▸ DATA SECTION:
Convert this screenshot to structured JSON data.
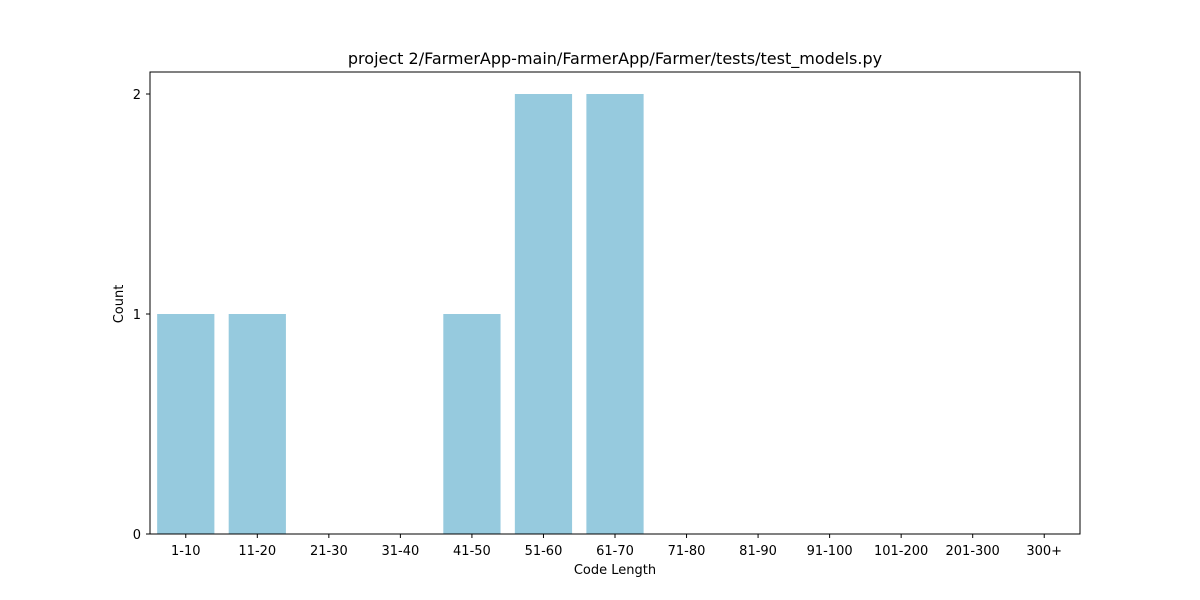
{
  "chart_data": {
    "type": "bar",
    "title": "project 2/FarmerApp-main/FarmerApp/Farmer/tests/test_models.py",
    "xlabel": "Code Length",
    "ylabel": "Count",
    "categories": [
      "1-10",
      "11-20",
      "21-30",
      "31-40",
      "41-50",
      "51-60",
      "61-70",
      "71-80",
      "81-90",
      "91-100",
      "101-200",
      "201-300",
      "300+"
    ],
    "values": [
      1,
      1,
      0,
      0,
      1,
      2,
      2,
      0,
      0,
      0,
      0,
      0,
      0
    ],
    "ylim": [
      0,
      2.1
    ],
    "yticks": [
      0,
      1,
      2
    ],
    "grid": false,
    "bar_color": "#96cade"
  }
}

▸ TO DO: Quote the material word for word, dropping any images it holds.

▸ ANSWER TO THIS EXERCISE:
Convert this screenshot to structured JSON data.
{
  "chart_data": {
    "type": "bar",
    "title": "project 2/FarmerApp-main/FarmerApp/Farmer/tests/test_models.py",
    "xlabel": "Code Length",
    "ylabel": "Count",
    "categories": [
      "1-10",
      "11-20",
      "21-30",
      "31-40",
      "41-50",
      "51-60",
      "61-70",
      "71-80",
      "81-90",
      "91-100",
      "101-200",
      "201-300",
      "300+"
    ],
    "values": [
      1,
      1,
      0,
      0,
      1,
      2,
      2,
      0,
      0,
      0,
      0,
      0,
      0
    ],
    "ylim": [
      0,
      2.1
    ],
    "yticks": [
      0,
      1,
      2
    ],
    "grid": false,
    "bar_color": "#96cade"
  }
}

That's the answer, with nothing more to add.